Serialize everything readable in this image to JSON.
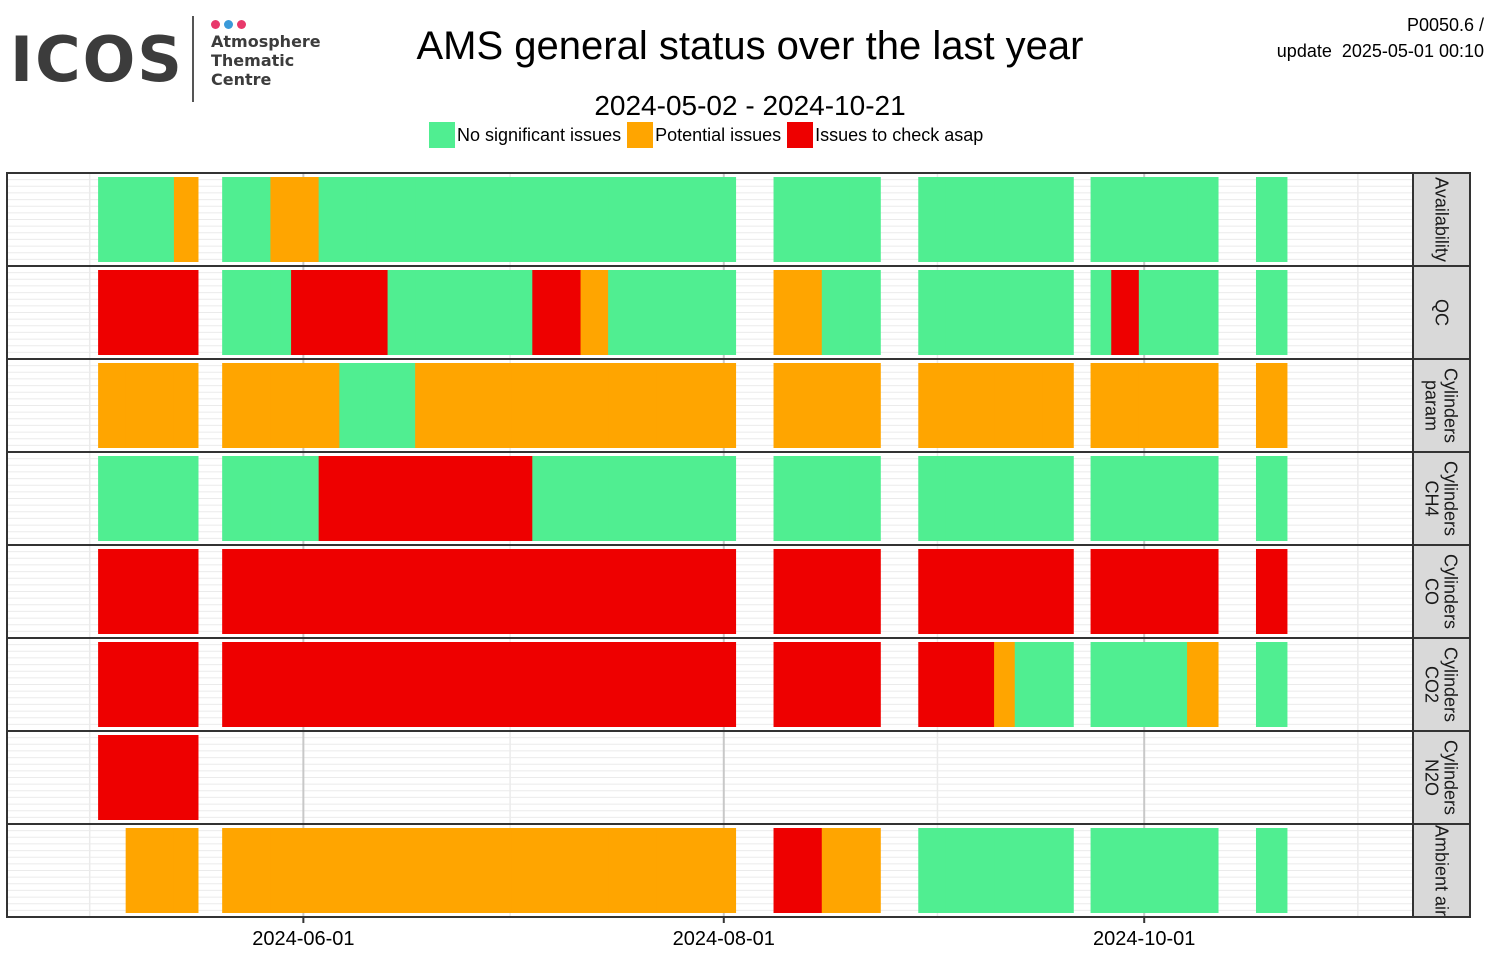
{
  "logo": {
    "word": "ICOS",
    "line1": "Atmosphere",
    "line2": "Thematic",
    "line3": "Centre",
    "dot_colors": [
      "#e8396b",
      "#3a9ad9",
      "#e8396b"
    ]
  },
  "header": {
    "title": "AMS general status over the last year",
    "subtitle": "2024-05-02 - 2024-10-21",
    "code": "P0050.6 /",
    "update_label": "update",
    "update_time": "2025-05-01 00:10"
  },
  "chart_data": {
    "type": "heatmap",
    "legend_placement": "top",
    "statuses": [
      {
        "key": "G",
        "label": "No significant issues",
        "color": "#50EE91"
      },
      {
        "key": "O",
        "label": "Potential issues",
        "color": "#FFA500"
      },
      {
        "key": "R",
        "label": "Issues to check asap",
        "color": "#EE0000"
      }
    ],
    "x_ticks": [
      "2024-06-01",
      "2024-08-01",
      "2024-10-01"
    ],
    "x_range": [
      "2024-04-19",
      "2024-11-09"
    ],
    "panels": [
      {
        "name": "Availability",
        "line1": "Availability",
        "line2": "",
        "segments": [
          [
            "2024-05-02",
            "2024-05-06",
            "G"
          ],
          [
            "2024-05-06",
            "2024-05-13",
            "G"
          ],
          [
            "2024-05-13",
            "2024-05-16",
            "O"
          ],
          [
            "2024-05-20",
            "2024-05-27",
            "G"
          ],
          [
            "2024-05-27",
            "2024-06-03",
            "O"
          ],
          [
            "2024-06-03",
            "2024-06-10",
            "G"
          ],
          [
            "2024-06-10",
            "2024-06-17",
            "G"
          ],
          [
            "2024-06-17",
            "2024-06-24",
            "G"
          ],
          [
            "2024-06-24",
            "2024-07-01",
            "G"
          ],
          [
            "2024-07-01",
            "2024-07-08",
            "G"
          ],
          [
            "2024-07-08",
            "2024-07-15",
            "G"
          ],
          [
            "2024-07-15",
            "2024-07-22",
            "G"
          ],
          [
            "2024-07-22",
            "2024-07-29",
            "G"
          ],
          [
            "2024-07-29",
            "2024-08-02",
            "G"
          ],
          [
            "2024-08-08",
            "2024-08-12",
            "G"
          ],
          [
            "2024-08-12",
            "2024-08-19",
            "G"
          ],
          [
            "2024-08-19",
            "2024-08-23",
            "G"
          ],
          [
            "2024-08-29",
            "2024-09-02",
            "G"
          ],
          [
            "2024-09-02",
            "2024-09-09",
            "G"
          ],
          [
            "2024-09-09",
            "2024-09-16",
            "G"
          ],
          [
            "2024-09-16",
            "2024-09-20",
            "G"
          ],
          [
            "2024-09-23",
            "2024-09-30",
            "G"
          ],
          [
            "2024-09-30",
            "2024-10-07",
            "G"
          ],
          [
            "2024-10-07",
            "2024-10-11",
            "G"
          ],
          [
            "2024-10-17",
            "2024-10-21",
            "G"
          ]
        ]
      },
      {
        "name": "QC",
        "line1": "QC",
        "line2": "",
        "segments": [
          [
            "2024-05-02",
            "2024-05-06",
            "R"
          ],
          [
            "2024-05-06",
            "2024-05-13",
            "R"
          ],
          [
            "2024-05-13",
            "2024-05-16",
            "R"
          ],
          [
            "2024-05-20",
            "2024-05-27",
            "G"
          ],
          [
            "2024-05-27",
            "2024-05-30",
            "G"
          ],
          [
            "2024-05-30",
            "2024-06-03",
            "R"
          ],
          [
            "2024-06-03",
            "2024-06-10",
            "R"
          ],
          [
            "2024-06-10",
            "2024-06-13",
            "R"
          ],
          [
            "2024-06-13",
            "2024-06-17",
            "G"
          ],
          [
            "2024-06-17",
            "2024-06-24",
            "G"
          ],
          [
            "2024-06-24",
            "2024-07-01",
            "G"
          ],
          [
            "2024-07-01",
            "2024-07-04",
            "G"
          ],
          [
            "2024-07-04",
            "2024-07-08",
            "R"
          ],
          [
            "2024-07-08",
            "2024-07-11",
            "R"
          ],
          [
            "2024-07-11",
            "2024-07-15",
            "O"
          ],
          [
            "2024-07-15",
            "2024-07-22",
            "G"
          ],
          [
            "2024-07-22",
            "2024-07-29",
            "G"
          ],
          [
            "2024-07-29",
            "2024-08-02",
            "G"
          ],
          [
            "2024-08-08",
            "2024-08-12",
            "O"
          ],
          [
            "2024-08-12",
            "2024-08-15",
            "O"
          ],
          [
            "2024-08-15",
            "2024-08-19",
            "G"
          ],
          [
            "2024-08-19",
            "2024-08-23",
            "G"
          ],
          [
            "2024-08-29",
            "2024-09-02",
            "G"
          ],
          [
            "2024-09-02",
            "2024-09-09",
            "G"
          ],
          [
            "2024-09-09",
            "2024-09-16",
            "G"
          ],
          [
            "2024-09-16",
            "2024-09-20",
            "G"
          ],
          [
            "2024-09-23",
            "2024-09-26",
            "G"
          ],
          [
            "2024-09-26",
            "2024-09-30",
            "R"
          ],
          [
            "2024-09-30",
            "2024-10-07",
            "G"
          ],
          [
            "2024-10-07",
            "2024-10-11",
            "G"
          ],
          [
            "2024-10-17",
            "2024-10-21",
            "G"
          ]
        ]
      },
      {
        "name": "Cylinders param",
        "line1": "Cylinders",
        "line2": "param",
        "segments": [
          [
            "2024-05-02",
            "2024-05-06",
            "O"
          ],
          [
            "2024-05-06",
            "2024-05-13",
            "O"
          ],
          [
            "2024-05-13",
            "2024-05-16",
            "O"
          ],
          [
            "2024-05-20",
            "2024-05-27",
            "O"
          ],
          [
            "2024-05-27",
            "2024-06-03",
            "O"
          ],
          [
            "2024-06-03",
            "2024-06-06",
            "O"
          ],
          [
            "2024-06-06",
            "2024-06-10",
            "G"
          ],
          [
            "2024-06-10",
            "2024-06-17",
            "G"
          ],
          [
            "2024-06-17",
            "2024-06-24",
            "O"
          ],
          [
            "2024-06-24",
            "2024-07-01",
            "O"
          ],
          [
            "2024-07-01",
            "2024-07-08",
            "O"
          ],
          [
            "2024-07-08",
            "2024-07-15",
            "O"
          ],
          [
            "2024-07-15",
            "2024-07-22",
            "O"
          ],
          [
            "2024-07-22",
            "2024-07-29",
            "O"
          ],
          [
            "2024-07-29",
            "2024-08-02",
            "O"
          ],
          [
            "2024-08-08",
            "2024-08-12",
            "O"
          ],
          [
            "2024-08-12",
            "2024-08-19",
            "O"
          ],
          [
            "2024-08-19",
            "2024-08-23",
            "O"
          ],
          [
            "2024-08-29",
            "2024-09-02",
            "O"
          ],
          [
            "2024-09-02",
            "2024-09-09",
            "O"
          ],
          [
            "2024-09-09",
            "2024-09-16",
            "O"
          ],
          [
            "2024-09-16",
            "2024-09-20",
            "O"
          ],
          [
            "2024-09-23",
            "2024-09-30",
            "O"
          ],
          [
            "2024-09-30",
            "2024-10-07",
            "O"
          ],
          [
            "2024-10-07",
            "2024-10-11",
            "O"
          ],
          [
            "2024-10-17",
            "2024-10-21",
            "O"
          ]
        ]
      },
      {
        "name": "Cylinders CH4",
        "line1": "Cylinders",
        "line2": "CH4",
        "segments": [
          [
            "2024-05-02",
            "2024-05-06",
            "G"
          ],
          [
            "2024-05-06",
            "2024-05-13",
            "G"
          ],
          [
            "2024-05-13",
            "2024-05-16",
            "G"
          ],
          [
            "2024-05-20",
            "2024-05-27",
            "G"
          ],
          [
            "2024-05-27",
            "2024-06-03",
            "G"
          ],
          [
            "2024-06-03",
            "2024-06-10",
            "R"
          ],
          [
            "2024-06-10",
            "2024-06-17",
            "R"
          ],
          [
            "2024-06-17",
            "2024-06-24",
            "R"
          ],
          [
            "2024-06-24",
            "2024-07-01",
            "R"
          ],
          [
            "2024-07-01",
            "2024-07-04",
            "R"
          ],
          [
            "2024-07-04",
            "2024-07-08",
            "G"
          ],
          [
            "2024-07-08",
            "2024-07-15",
            "G"
          ],
          [
            "2024-07-15",
            "2024-07-22",
            "G"
          ],
          [
            "2024-07-22",
            "2024-07-29",
            "G"
          ],
          [
            "2024-07-29",
            "2024-08-02",
            "G"
          ],
          [
            "2024-08-08",
            "2024-08-12",
            "G"
          ],
          [
            "2024-08-12",
            "2024-08-19",
            "G"
          ],
          [
            "2024-08-19",
            "2024-08-23",
            "G"
          ],
          [
            "2024-08-29",
            "2024-09-02",
            "G"
          ],
          [
            "2024-09-02",
            "2024-09-09",
            "G"
          ],
          [
            "2024-09-09",
            "2024-09-16",
            "G"
          ],
          [
            "2024-09-16",
            "2024-09-20",
            "G"
          ],
          [
            "2024-09-23",
            "2024-09-30",
            "G"
          ],
          [
            "2024-09-30",
            "2024-10-07",
            "G"
          ],
          [
            "2024-10-07",
            "2024-10-11",
            "G"
          ],
          [
            "2024-10-17",
            "2024-10-21",
            "G"
          ]
        ]
      },
      {
        "name": "Cylinders CO",
        "line1": "Cylinders",
        "line2": "CO",
        "segments": [
          [
            "2024-05-02",
            "2024-05-06",
            "R"
          ],
          [
            "2024-05-06",
            "2024-05-13",
            "R"
          ],
          [
            "2024-05-13",
            "2024-05-16",
            "R"
          ],
          [
            "2024-05-20",
            "2024-05-27",
            "R"
          ],
          [
            "2024-05-27",
            "2024-06-03",
            "R"
          ],
          [
            "2024-06-03",
            "2024-06-10",
            "R"
          ],
          [
            "2024-06-10",
            "2024-06-17",
            "R"
          ],
          [
            "2024-06-17",
            "2024-06-24",
            "R"
          ],
          [
            "2024-06-24",
            "2024-07-01",
            "R"
          ],
          [
            "2024-07-01",
            "2024-07-08",
            "R"
          ],
          [
            "2024-07-08",
            "2024-07-15",
            "R"
          ],
          [
            "2024-07-15",
            "2024-07-22",
            "R"
          ],
          [
            "2024-07-22",
            "2024-07-29",
            "R"
          ],
          [
            "2024-07-29",
            "2024-08-02",
            "R"
          ],
          [
            "2024-08-08",
            "2024-08-12",
            "R"
          ],
          [
            "2024-08-12",
            "2024-08-19",
            "R"
          ],
          [
            "2024-08-19",
            "2024-08-23",
            "R"
          ],
          [
            "2024-08-29",
            "2024-09-02",
            "R"
          ],
          [
            "2024-09-02",
            "2024-09-09",
            "R"
          ],
          [
            "2024-09-09",
            "2024-09-16",
            "R"
          ],
          [
            "2024-09-16",
            "2024-09-20",
            "R"
          ],
          [
            "2024-09-23",
            "2024-09-30",
            "R"
          ],
          [
            "2024-09-30",
            "2024-10-07",
            "R"
          ],
          [
            "2024-10-07",
            "2024-10-11",
            "R"
          ],
          [
            "2024-10-17",
            "2024-10-21",
            "R"
          ]
        ]
      },
      {
        "name": "Cylinders CO2",
        "line1": "Cylinders",
        "line2": "CO2",
        "segments": [
          [
            "2024-05-02",
            "2024-05-06",
            "R"
          ],
          [
            "2024-05-06",
            "2024-05-13",
            "R"
          ],
          [
            "2024-05-13",
            "2024-05-16",
            "R"
          ],
          [
            "2024-05-20",
            "2024-05-27",
            "R"
          ],
          [
            "2024-05-27",
            "2024-06-03",
            "R"
          ],
          [
            "2024-06-03",
            "2024-06-10",
            "R"
          ],
          [
            "2024-06-10",
            "2024-06-17",
            "R"
          ],
          [
            "2024-06-17",
            "2024-06-24",
            "R"
          ],
          [
            "2024-06-24",
            "2024-07-01",
            "R"
          ],
          [
            "2024-07-01",
            "2024-07-08",
            "R"
          ],
          [
            "2024-07-08",
            "2024-07-15",
            "R"
          ],
          [
            "2024-07-15",
            "2024-07-22",
            "R"
          ],
          [
            "2024-07-22",
            "2024-07-29",
            "R"
          ],
          [
            "2024-07-29",
            "2024-08-02",
            "R"
          ],
          [
            "2024-08-08",
            "2024-08-12",
            "R"
          ],
          [
            "2024-08-12",
            "2024-08-19",
            "R"
          ],
          [
            "2024-08-19",
            "2024-08-23",
            "R"
          ],
          [
            "2024-08-29",
            "2024-09-02",
            "R"
          ],
          [
            "2024-09-02",
            "2024-09-09",
            "R"
          ],
          [
            "2024-09-09",
            "2024-09-12",
            "O"
          ],
          [
            "2024-09-12",
            "2024-09-16",
            "G"
          ],
          [
            "2024-09-16",
            "2024-09-20",
            "G"
          ],
          [
            "2024-09-23",
            "2024-09-30",
            "G"
          ],
          [
            "2024-09-30",
            "2024-10-07",
            "G"
          ],
          [
            "2024-10-07",
            "2024-10-11",
            "O"
          ],
          [
            "2024-10-17",
            "2024-10-21",
            "G"
          ]
        ]
      },
      {
        "name": "Cylinders N2O",
        "line1": "Cylinders",
        "line2": "N2O",
        "segments": [
          [
            "2024-05-02",
            "2024-05-06",
            "R"
          ],
          [
            "2024-05-06",
            "2024-05-13",
            "R"
          ],
          [
            "2024-05-13",
            "2024-05-16",
            "R"
          ]
        ]
      },
      {
        "name": "Ambient air",
        "line1": "Ambient air",
        "line2": "",
        "segments": [
          [
            "2024-05-06",
            "2024-05-13",
            "O"
          ],
          [
            "2024-05-13",
            "2024-05-16",
            "O"
          ],
          [
            "2024-05-20",
            "2024-05-27",
            "O"
          ],
          [
            "2024-05-27",
            "2024-06-03",
            "O"
          ],
          [
            "2024-06-03",
            "2024-06-10",
            "O"
          ],
          [
            "2024-06-10",
            "2024-06-17",
            "O"
          ],
          [
            "2024-06-17",
            "2024-06-24",
            "O"
          ],
          [
            "2024-06-24",
            "2024-07-01",
            "O"
          ],
          [
            "2024-07-01",
            "2024-07-08",
            "O"
          ],
          [
            "2024-07-08",
            "2024-07-15",
            "O"
          ],
          [
            "2024-07-15",
            "2024-07-22",
            "O"
          ],
          [
            "2024-07-22",
            "2024-07-29",
            "O"
          ],
          [
            "2024-07-29",
            "2024-08-02",
            "O"
          ],
          [
            "2024-08-08",
            "2024-08-12",
            "R"
          ],
          [
            "2024-08-12",
            "2024-08-15",
            "R"
          ],
          [
            "2024-08-15",
            "2024-08-19",
            "O"
          ],
          [
            "2024-08-19",
            "2024-08-23",
            "O"
          ],
          [
            "2024-08-29",
            "2024-09-02",
            "G"
          ],
          [
            "2024-09-02",
            "2024-09-09",
            "G"
          ],
          [
            "2024-09-09",
            "2024-09-16",
            "G"
          ],
          [
            "2024-09-16",
            "2024-09-20",
            "G"
          ],
          [
            "2024-09-23",
            "2024-09-30",
            "G"
          ],
          [
            "2024-09-30",
            "2024-10-07",
            "G"
          ],
          [
            "2024-10-07",
            "2024-10-11",
            "G"
          ],
          [
            "2024-10-17",
            "2024-10-21",
            "G"
          ]
        ]
      }
    ]
  }
}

* * * * *

▸ **PROBLEM DESCRIPTION**
Search the entries for the word "Availability" and pick out every line that holds it.

▸ **ANSWER IN FULL**
        "name": "Availability",
        "line1": "Availability",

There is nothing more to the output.